* Begin *

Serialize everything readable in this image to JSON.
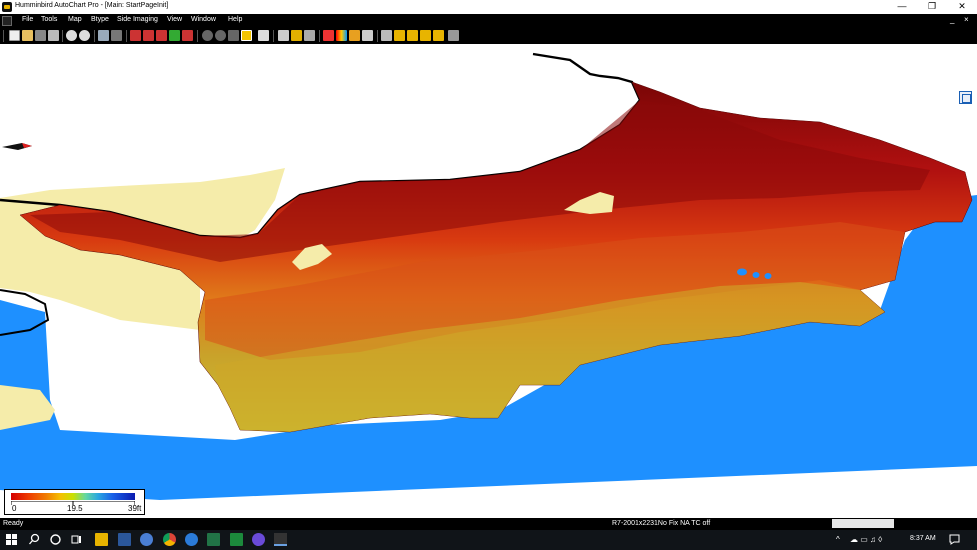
{
  "window": {
    "title": "Humminbird AutoChart Pro - [Main: StartPageInit]",
    "minimize_glyph": "—",
    "restore_glyph": "❐",
    "close_glyph": "✕",
    "icon": "humminbird-app-icon"
  },
  "menu": {
    "items": [
      "File",
      "Tools",
      "Map",
      "Btype",
      "Side Imaging",
      "View",
      "Window",
      "Help"
    ],
    "mdi_minimize": "_",
    "mdi_close": "×"
  },
  "toolbar": {
    "buttons": [
      "new-icon",
      "open-icon",
      "save-icon",
      "print-icon",
      "zoom-in-icon",
      "zoom-out-icon",
      "fit-icon",
      "chart-icon",
      "import-left-icon",
      "import-icon",
      "export-icon",
      "export-right-icon",
      "upload-icon",
      "circle-tool-icon",
      "circle-tool-2-icon",
      "square-tool-icon",
      "3d-cube-icon",
      "page-icon",
      "route-icon",
      "shield-icon",
      "boat-icon",
      "waypoint-icon",
      "palette-icon",
      "contour-icon",
      "layer-icon",
      "grid-icon",
      "house-icon",
      "camera-icon",
      "fish-icon",
      "signal-icon",
      "pen-icon"
    ]
  },
  "map": {
    "water_color": "#1e90ff",
    "land_color": "#f5ecaa",
    "depth_shallow_color": "#c8c436",
    "depth_deep_color": "#8a0a0a"
  },
  "legend": {
    "min": "0",
    "mid": "19.5",
    "max": "39ft",
    "colors": [
      "#d40000",
      "#f07a00",
      "#f5c000",
      "#c9e000",
      "#64d8a0",
      "#2aa8e0",
      "#1860e8",
      "#0a1ab0"
    ]
  },
  "status": {
    "ready": "Ready",
    "info": "R7-2001x2231No Fix   NA  TC off"
  },
  "taskbar": {
    "apps": [
      "windows-start-icon",
      "search-icon",
      "cortana-icon",
      "task-view-icon",
      "file-explorer-icon",
      "word-icon",
      "app-blue-icon",
      "chrome-icon",
      "app-circle-icon",
      "excel-icon",
      "app-green-icon",
      "app-j-icon",
      "humminbird-taskbar-icon"
    ],
    "clock": "8:37 AM",
    "tray_chevron": "^",
    "tray_icons": "☁ ▭ ♫ ◊"
  }
}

* End *

Work to complete: Copy all the records above exactly, but leave out the pictures.

In response:
Serialize everything readable in this image to JSON.
{
  "window": {
    "title": "Humminbird AutoChart Pro - [Main: StartPageInit]",
    "minimize_glyph": "—",
    "restore_glyph": "❐",
    "close_glyph": "✕",
    "icon": "humminbird-app-icon"
  },
  "menu": {
    "items": [
      "File",
      "Tools",
      "Map",
      "Btype",
      "Side Imaging",
      "View",
      "Window",
      "Help"
    ],
    "mdi_minimize": "_",
    "mdi_close": "×"
  },
  "toolbar": {
    "buttons": [
      "new-icon",
      "open-icon",
      "save-icon",
      "print-icon",
      "zoom-in-icon",
      "zoom-out-icon",
      "fit-icon",
      "chart-icon",
      "import-left-icon",
      "import-icon",
      "export-icon",
      "export-right-icon",
      "upload-icon",
      "circle-tool-icon",
      "circle-tool-2-icon",
      "square-tool-icon",
      "3d-cube-icon",
      "page-icon",
      "route-icon",
      "shield-icon",
      "boat-icon",
      "waypoint-icon",
      "palette-icon",
      "contour-icon",
      "layer-icon",
      "grid-icon",
      "house-icon",
      "camera-icon",
      "fish-icon",
      "signal-icon",
      "pen-icon"
    ]
  },
  "map": {
    "water_color": "#1e90ff",
    "land_color": "#f5ecaa",
    "depth_shallow_color": "#c8c436",
    "depth_deep_color": "#8a0a0a"
  },
  "legend": {
    "min": "0",
    "mid": "19.5",
    "max": "39ft",
    "colors": [
      "#d40000",
      "#f07a00",
      "#f5c000",
      "#c9e000",
      "#64d8a0",
      "#2aa8e0",
      "#1860e8",
      "#0a1ab0"
    ]
  },
  "status": {
    "ready": "Ready",
    "info": "R7-2001x2231No Fix   NA  TC off"
  },
  "taskbar": {
    "apps": [
      "windows-start-icon",
      "search-icon",
      "cortana-icon",
      "task-view-icon",
      "file-explorer-icon",
      "word-icon",
      "app-blue-icon",
      "chrome-icon",
      "app-circle-icon",
      "excel-icon",
      "app-green-icon",
      "app-j-icon",
      "humminbird-taskbar-icon"
    ],
    "clock": "8:37 AM",
    "tray_chevron": "^",
    "tray_icons": "☁ ▭ ♫ ◊"
  }
}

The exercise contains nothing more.